RECORD EXCERPTS:
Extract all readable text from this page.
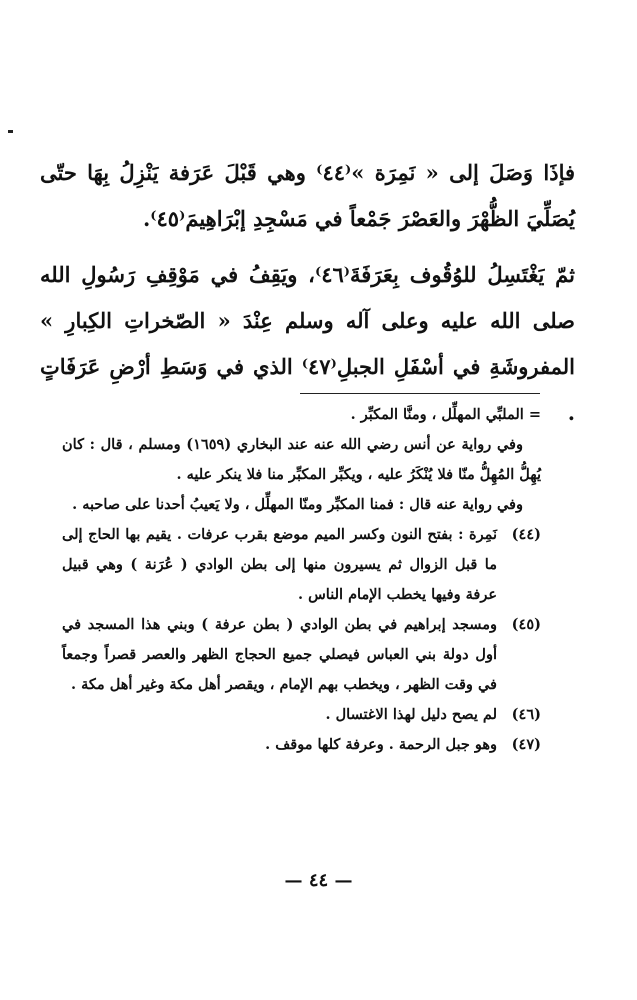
فإذَا وَصَلَ إلى « نَمِرَة »⁽٤٤⁾ وهي قَبْلَ عَرَفة يَنْزِلُ بِهَا حتّى يُصَلِّيَ الظُّهْرَ والعَصْرَ جَمْعاً في مَسْجِدِ إبْرَاهِيمَ⁽٤٥⁾.

ثمّ يَغْتَسِلُ للوُقُوف بِعَرَفَةَ⁽٤٦⁾، ويَقِفُ في مَوْقِفِ رَسُولِ الله صلى الله عليه وعلى آله وسلم عِنْدَ « الصّخراتِ الكِبارِ » المفروشَةِ في أسْفَلِ الجبلِ⁽٤٧⁾ الذي في وَسَطِ أرْضِ عَرَفَاتٍ .

= الملبِّي المهلِّل ، ومنَّا المكبِّر .

وفي رواية عن أنس رضي الله عنه عند البخاري (١٦٥٩) ومسلم ، قال : كان يُهِلُّ المُهِلُّ منّا فلا يُنْكَرُ عليه ، ويكبِّر المكبِّر منا فلا ينكر عليه .

وفي رواية عنه قال : فمنا المكبِّر ومنّا المهلِّل ، ولا يَعيبُ أحدنا على صاحبه .

(٤٤)
نَمِرة : بفتح النون وكسر الميم موضع بقرب عرفات . يقيم بها الحاج إلى ما قبل الزوال ثم يسيرون منها إلى بطن الوادي ( عُرَنة ) وهي قبيل عرفة وفيها يخطب الإمام الناس .
(٤٥)
ومسجد إبراهيم في بطن الوادي ( بطن عرفة ) وبني هذا المسجد في أول دولة بني العباس فيصلي جميع الحجاج الظهر والعصر قصراً وجمعاً في وقت الظهر ، ويخطب بهم الإمام ، ويقصر أهل مكة وغير أهل مكة .
(٤٦)
لم يصح دليل لهذا الاغتسال .
(٤٧)
وهو جبل الرحمة . وعرفة كلها موقف .
— ٤٤ —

REQUIRED WORK:
Omit the images and transcribe all of the records above word for word.

SOLUTION BELOW:
Extract all readable text from this page.
فإذَا وَصَلَ إلى « نَمِرَة »⁽٤٤⁾ وهي قَبْلَ عَرَفة يَنْزِلُ بِهَا حتّى يُصَلِّيَ الظُّهْرَ والعَصْرَ جَمْعاً في مَسْجِدِ إبْرَاهِيمَ⁽٤٥⁾.

ثمّ يَغْتَسِلُ للوُقُوف بِعَرَفَةَ⁽٤٦⁾، ويَقِفُ في مَوْقِفِ رَسُولِ الله صلى الله عليه وعلى آله وسلم عِنْدَ « الصّخراتِ الكِبارِ » المفروشَةِ في أسْفَلِ الجبلِ⁽٤٧⁾ الذي في وَسَطِ أرْضِ عَرَفَاتٍ .

= الملبِّي المهلِّل ، ومنَّا المكبِّر .

وفي رواية عن أنس رضي الله عنه عند البخاري (١٦٥٩) ومسلم ، قال : كان يُهِلُّ المُهِلُّ منّا فلا يُنْكَرُ عليه ، ويكبِّر المكبِّر منا فلا ينكر عليه .

وفي رواية عنه قال : فمنا المكبِّر ومنّا المهلِّل ، ولا يَعيبُ أحدنا على صاحبه .

(٤٤)
نَمِرة : بفتح النون وكسر الميم موضع بقرب عرفات . يقيم بها الحاج إلى ما قبل الزوال ثم يسيرون منها إلى بطن الوادي ( عُرَنة ) وهي قبيل عرفة وفيها يخطب الإمام الناس .
(٤٥)
ومسجد إبراهيم في بطن الوادي ( بطن عرفة ) وبني هذا المسجد في أول دولة بني العباس فيصلي جميع الحجاج الظهر والعصر قصراً وجمعاً في وقت الظهر ، ويخطب بهم الإمام ، ويقصر أهل مكة وغير أهل مكة .
(٤٦)
لم يصح دليل لهذا الاغتسال .
(٤٧)
وهو جبل الرحمة . وعرفة كلها موقف .
— ٤٤ —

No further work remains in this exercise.